--- start ---

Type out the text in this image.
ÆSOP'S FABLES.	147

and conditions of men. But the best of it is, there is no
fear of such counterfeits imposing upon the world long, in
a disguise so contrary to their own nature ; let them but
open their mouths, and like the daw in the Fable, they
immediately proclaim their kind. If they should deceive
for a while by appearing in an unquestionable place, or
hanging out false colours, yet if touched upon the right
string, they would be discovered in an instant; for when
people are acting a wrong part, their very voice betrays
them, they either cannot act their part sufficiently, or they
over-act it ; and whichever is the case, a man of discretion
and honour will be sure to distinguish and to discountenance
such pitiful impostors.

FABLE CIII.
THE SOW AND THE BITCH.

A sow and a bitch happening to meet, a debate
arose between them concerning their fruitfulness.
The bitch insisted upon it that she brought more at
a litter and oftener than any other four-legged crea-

--- end ---
--- start ---

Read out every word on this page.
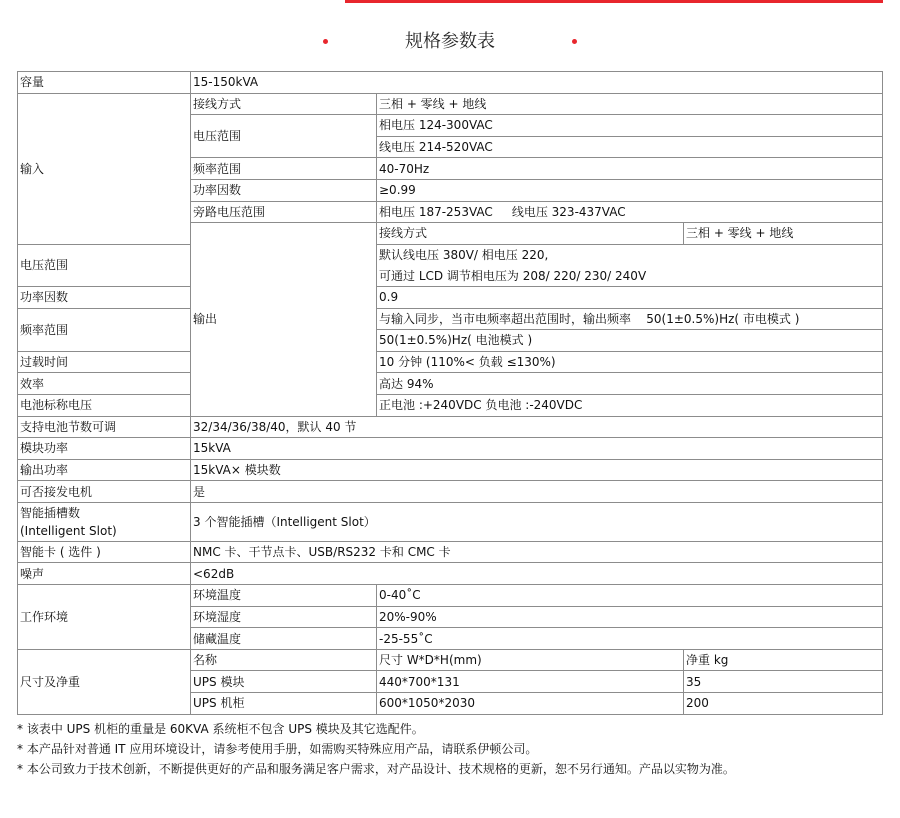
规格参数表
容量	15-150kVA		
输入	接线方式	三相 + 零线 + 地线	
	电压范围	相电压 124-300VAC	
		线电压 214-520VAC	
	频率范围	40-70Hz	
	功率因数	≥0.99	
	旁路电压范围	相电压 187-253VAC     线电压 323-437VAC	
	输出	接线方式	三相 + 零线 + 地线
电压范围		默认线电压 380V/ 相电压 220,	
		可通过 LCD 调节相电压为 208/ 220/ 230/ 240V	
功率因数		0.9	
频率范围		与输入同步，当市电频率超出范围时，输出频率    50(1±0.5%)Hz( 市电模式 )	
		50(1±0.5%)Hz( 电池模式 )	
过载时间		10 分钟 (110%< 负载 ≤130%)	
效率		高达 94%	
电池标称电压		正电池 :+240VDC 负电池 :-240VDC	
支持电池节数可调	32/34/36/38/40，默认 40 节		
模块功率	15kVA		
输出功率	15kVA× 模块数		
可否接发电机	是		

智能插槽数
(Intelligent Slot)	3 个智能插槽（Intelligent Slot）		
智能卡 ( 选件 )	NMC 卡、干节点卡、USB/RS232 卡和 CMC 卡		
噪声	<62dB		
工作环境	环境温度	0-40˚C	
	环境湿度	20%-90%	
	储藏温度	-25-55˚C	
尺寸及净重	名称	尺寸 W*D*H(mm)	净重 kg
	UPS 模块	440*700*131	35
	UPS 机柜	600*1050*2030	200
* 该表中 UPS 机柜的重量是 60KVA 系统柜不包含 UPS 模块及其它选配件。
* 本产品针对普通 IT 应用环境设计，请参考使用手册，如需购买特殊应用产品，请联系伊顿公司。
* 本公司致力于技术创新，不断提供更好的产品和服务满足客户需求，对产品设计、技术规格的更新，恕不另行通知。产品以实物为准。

--- end ---

TASK INSTRUCTIONS =
Gather from the data above every line with the string "upon".

RESULT OF THIS TASK =
fear of such counterfeits imposing upon the world long, in
hanging out false colours, yet if touched upon the right
The bitch insisted upon it that she brought more at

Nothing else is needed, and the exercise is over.